_Short task_
Please count the lines in the data below that contain the string "雷卫宁的屏幕共享", and give only that number.

-------- Task input

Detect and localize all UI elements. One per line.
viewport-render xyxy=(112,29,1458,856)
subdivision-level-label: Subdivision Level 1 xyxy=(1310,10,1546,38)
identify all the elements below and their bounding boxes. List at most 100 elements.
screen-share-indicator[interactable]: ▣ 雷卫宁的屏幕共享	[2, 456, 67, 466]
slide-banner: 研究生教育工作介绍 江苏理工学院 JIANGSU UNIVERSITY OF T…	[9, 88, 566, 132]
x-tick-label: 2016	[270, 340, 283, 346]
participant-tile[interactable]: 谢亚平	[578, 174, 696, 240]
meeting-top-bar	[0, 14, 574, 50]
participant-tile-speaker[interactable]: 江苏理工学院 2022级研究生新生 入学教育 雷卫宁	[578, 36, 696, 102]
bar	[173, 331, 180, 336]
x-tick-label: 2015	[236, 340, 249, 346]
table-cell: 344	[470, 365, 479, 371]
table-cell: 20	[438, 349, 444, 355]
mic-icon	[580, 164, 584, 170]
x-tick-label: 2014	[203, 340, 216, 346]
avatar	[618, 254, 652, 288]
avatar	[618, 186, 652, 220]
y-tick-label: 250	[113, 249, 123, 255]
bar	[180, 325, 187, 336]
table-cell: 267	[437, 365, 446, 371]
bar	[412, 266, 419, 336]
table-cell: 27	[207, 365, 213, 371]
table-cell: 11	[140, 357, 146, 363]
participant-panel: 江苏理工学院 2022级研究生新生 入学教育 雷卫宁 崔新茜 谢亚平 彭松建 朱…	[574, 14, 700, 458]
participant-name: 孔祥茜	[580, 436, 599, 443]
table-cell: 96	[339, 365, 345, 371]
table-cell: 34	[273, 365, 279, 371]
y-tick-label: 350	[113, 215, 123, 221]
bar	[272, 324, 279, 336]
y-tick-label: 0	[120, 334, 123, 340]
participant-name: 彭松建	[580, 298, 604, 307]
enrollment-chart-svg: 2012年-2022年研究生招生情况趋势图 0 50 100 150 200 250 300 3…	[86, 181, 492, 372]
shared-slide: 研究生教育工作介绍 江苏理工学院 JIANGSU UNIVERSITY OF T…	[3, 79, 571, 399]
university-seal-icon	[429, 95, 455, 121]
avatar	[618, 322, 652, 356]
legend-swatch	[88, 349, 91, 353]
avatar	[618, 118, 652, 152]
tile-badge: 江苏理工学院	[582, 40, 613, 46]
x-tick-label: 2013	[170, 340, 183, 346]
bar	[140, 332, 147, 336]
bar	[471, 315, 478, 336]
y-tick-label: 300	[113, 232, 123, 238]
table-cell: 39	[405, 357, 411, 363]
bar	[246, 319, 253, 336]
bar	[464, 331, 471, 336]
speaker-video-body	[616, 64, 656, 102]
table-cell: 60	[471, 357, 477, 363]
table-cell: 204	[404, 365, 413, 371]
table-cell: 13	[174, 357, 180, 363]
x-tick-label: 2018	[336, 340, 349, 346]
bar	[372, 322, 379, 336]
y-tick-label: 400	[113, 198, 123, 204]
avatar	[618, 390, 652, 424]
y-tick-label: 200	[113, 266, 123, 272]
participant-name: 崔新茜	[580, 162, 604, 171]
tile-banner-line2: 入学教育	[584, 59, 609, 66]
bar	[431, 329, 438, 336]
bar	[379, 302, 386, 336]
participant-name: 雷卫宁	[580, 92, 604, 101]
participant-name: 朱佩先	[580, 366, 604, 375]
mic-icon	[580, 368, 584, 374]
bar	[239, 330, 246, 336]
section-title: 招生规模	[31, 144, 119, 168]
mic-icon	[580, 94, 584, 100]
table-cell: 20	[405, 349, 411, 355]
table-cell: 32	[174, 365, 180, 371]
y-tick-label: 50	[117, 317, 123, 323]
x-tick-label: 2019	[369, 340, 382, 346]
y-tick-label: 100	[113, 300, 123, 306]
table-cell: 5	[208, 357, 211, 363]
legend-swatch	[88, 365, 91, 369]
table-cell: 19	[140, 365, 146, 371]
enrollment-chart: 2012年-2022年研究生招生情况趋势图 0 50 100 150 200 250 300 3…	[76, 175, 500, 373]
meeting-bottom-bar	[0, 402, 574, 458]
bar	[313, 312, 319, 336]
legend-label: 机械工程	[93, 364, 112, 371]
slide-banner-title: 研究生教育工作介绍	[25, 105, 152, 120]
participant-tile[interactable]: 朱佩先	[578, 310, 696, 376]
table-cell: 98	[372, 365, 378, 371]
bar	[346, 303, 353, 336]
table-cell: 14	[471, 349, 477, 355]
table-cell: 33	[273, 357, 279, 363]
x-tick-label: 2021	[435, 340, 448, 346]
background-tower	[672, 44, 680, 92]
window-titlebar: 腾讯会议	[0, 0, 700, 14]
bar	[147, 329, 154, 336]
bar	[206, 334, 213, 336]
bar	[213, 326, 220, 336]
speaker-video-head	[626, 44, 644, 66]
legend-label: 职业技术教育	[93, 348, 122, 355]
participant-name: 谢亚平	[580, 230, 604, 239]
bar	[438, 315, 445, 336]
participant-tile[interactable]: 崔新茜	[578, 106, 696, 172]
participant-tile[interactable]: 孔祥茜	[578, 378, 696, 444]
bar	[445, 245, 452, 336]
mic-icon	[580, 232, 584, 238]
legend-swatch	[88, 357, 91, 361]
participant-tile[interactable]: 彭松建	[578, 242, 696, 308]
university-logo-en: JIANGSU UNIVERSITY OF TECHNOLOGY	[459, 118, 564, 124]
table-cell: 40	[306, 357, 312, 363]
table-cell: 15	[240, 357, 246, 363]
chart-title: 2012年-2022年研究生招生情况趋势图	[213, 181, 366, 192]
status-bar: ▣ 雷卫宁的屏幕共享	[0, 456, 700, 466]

----------------

_Final answer_
2